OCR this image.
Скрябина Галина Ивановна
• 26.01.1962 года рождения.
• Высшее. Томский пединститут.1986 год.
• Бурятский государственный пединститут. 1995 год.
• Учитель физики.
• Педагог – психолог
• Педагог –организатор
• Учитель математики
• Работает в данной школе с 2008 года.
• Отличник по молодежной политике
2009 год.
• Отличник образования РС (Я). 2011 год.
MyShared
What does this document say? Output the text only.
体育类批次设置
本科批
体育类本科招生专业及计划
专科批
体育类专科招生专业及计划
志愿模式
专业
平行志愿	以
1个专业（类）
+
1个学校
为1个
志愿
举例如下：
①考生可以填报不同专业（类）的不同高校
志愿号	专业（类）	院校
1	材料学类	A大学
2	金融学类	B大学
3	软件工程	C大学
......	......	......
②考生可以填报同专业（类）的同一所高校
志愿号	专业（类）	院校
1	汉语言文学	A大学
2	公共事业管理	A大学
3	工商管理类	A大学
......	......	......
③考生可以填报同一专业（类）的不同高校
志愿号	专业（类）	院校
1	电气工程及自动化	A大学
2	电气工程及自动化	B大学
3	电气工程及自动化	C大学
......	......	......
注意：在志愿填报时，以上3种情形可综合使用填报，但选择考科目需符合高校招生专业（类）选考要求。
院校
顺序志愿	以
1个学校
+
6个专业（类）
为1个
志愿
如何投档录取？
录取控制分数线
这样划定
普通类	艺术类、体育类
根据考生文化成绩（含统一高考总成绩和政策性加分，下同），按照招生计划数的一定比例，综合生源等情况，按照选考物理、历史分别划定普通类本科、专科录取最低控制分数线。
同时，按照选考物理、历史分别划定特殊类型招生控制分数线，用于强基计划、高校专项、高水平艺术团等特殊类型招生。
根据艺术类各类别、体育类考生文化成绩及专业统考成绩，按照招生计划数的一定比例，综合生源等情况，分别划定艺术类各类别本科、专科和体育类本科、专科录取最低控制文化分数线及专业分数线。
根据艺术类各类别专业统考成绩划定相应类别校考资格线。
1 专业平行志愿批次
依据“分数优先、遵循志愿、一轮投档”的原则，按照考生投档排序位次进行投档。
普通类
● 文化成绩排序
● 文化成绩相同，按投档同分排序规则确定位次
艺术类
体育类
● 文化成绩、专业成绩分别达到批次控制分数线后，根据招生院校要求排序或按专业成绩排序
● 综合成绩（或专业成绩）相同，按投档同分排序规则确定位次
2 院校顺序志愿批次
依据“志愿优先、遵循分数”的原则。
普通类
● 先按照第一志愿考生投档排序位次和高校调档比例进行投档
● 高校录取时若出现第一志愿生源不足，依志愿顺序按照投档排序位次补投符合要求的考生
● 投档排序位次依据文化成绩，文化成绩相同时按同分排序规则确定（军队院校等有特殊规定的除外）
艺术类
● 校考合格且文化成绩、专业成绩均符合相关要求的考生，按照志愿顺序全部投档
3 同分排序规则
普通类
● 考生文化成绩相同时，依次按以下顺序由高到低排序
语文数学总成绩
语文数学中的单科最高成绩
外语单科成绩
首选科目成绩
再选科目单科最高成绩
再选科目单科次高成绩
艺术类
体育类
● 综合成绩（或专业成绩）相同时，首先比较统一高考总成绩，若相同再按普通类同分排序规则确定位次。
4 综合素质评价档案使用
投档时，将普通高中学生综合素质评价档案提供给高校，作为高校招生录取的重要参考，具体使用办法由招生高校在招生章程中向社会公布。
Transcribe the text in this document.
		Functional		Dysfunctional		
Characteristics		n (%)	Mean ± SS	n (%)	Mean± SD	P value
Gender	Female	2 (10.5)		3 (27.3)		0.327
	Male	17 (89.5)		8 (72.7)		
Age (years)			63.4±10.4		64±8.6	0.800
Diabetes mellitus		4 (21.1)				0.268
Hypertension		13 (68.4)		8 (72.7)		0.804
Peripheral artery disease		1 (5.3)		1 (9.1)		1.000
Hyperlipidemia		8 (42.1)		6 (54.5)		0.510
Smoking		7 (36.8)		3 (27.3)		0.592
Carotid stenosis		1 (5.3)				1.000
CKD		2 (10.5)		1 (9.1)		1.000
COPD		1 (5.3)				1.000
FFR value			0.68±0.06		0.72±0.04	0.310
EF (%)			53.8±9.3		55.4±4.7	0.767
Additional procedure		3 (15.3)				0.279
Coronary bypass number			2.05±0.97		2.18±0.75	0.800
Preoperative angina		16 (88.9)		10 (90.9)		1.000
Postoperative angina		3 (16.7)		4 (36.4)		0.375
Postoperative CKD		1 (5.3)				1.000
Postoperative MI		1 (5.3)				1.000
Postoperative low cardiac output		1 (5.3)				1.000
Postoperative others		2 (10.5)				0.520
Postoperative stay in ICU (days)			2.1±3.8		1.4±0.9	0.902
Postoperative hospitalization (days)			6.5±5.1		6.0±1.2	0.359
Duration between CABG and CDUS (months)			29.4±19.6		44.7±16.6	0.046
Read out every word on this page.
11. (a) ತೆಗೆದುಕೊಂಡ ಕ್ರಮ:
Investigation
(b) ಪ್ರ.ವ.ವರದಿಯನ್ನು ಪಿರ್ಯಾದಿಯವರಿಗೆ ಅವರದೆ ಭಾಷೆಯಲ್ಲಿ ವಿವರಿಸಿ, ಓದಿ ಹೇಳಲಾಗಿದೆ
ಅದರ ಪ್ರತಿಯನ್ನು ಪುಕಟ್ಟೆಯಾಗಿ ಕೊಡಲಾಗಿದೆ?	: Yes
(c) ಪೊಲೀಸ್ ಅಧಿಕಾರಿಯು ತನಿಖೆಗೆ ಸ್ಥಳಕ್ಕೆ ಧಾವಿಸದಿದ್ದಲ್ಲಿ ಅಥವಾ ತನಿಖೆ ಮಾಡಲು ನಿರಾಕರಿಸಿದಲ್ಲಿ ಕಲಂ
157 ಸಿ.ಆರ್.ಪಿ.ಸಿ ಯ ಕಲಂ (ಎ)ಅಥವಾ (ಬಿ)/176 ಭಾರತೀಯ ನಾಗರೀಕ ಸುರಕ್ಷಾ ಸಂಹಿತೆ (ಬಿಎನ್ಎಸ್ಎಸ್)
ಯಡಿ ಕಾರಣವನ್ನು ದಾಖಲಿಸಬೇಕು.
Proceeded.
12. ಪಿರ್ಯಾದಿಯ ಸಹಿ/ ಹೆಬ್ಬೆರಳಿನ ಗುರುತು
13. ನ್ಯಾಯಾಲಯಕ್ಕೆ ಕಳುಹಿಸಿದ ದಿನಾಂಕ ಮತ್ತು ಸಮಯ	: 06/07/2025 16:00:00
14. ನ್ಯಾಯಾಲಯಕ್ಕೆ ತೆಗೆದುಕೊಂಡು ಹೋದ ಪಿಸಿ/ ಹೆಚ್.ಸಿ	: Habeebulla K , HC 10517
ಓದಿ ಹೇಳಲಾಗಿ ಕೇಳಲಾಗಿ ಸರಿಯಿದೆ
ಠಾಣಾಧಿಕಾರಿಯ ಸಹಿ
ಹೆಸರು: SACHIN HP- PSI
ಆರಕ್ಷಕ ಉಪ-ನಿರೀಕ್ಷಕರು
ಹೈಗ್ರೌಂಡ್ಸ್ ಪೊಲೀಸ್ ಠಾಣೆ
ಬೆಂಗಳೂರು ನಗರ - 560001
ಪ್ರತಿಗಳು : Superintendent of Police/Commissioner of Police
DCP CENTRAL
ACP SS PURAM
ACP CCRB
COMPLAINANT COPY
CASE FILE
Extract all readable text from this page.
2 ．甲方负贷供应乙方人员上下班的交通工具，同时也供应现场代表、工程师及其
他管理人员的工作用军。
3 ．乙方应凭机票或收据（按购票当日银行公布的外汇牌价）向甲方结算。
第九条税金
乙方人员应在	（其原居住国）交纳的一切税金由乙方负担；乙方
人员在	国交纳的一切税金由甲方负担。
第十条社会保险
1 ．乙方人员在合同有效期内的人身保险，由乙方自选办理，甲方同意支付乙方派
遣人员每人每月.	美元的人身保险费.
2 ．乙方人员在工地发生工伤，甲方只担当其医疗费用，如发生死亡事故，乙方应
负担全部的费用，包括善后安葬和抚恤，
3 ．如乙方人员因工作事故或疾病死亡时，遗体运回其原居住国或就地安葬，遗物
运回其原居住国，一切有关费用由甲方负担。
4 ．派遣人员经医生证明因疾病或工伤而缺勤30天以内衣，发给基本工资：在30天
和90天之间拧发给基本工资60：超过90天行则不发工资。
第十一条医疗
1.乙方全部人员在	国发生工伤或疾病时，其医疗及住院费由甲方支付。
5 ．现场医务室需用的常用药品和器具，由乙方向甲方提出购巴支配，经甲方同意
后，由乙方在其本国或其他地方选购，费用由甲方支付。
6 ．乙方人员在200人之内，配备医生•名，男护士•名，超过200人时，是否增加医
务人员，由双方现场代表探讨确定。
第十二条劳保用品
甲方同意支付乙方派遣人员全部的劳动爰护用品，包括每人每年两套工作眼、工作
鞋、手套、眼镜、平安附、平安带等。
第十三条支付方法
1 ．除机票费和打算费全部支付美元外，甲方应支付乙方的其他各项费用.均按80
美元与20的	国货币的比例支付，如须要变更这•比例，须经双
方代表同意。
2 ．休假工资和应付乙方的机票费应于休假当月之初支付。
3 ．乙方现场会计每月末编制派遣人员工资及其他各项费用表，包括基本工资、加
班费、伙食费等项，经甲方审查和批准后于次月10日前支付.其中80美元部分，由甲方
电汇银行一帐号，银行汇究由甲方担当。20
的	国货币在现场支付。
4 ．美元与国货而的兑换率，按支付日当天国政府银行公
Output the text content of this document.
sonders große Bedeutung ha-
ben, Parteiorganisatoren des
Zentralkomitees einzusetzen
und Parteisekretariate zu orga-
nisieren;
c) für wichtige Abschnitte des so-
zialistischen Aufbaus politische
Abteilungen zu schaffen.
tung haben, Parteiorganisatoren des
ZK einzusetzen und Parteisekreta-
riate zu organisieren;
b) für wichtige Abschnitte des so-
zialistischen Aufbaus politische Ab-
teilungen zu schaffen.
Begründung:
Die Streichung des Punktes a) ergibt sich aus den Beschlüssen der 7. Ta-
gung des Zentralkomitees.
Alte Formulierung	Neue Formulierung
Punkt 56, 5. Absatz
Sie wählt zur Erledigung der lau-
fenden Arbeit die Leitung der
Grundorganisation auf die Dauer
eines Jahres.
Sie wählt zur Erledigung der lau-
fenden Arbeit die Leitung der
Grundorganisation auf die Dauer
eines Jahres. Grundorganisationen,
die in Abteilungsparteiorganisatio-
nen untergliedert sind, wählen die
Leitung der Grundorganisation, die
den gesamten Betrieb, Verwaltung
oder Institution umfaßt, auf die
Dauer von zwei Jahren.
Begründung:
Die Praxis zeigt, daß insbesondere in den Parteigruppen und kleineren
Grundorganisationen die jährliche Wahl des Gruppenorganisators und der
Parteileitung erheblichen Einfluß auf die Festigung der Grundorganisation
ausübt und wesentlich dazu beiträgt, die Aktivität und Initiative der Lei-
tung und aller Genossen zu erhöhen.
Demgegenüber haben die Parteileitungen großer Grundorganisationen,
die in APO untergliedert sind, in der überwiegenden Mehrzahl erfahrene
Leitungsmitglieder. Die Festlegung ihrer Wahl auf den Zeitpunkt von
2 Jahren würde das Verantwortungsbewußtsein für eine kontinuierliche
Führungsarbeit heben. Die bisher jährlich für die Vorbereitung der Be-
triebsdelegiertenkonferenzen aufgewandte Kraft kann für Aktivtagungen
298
━━━
#### [Task description]
Each line holding the word "Педагог" counts once; report the total and nothing else.

#### [Exercise result]
2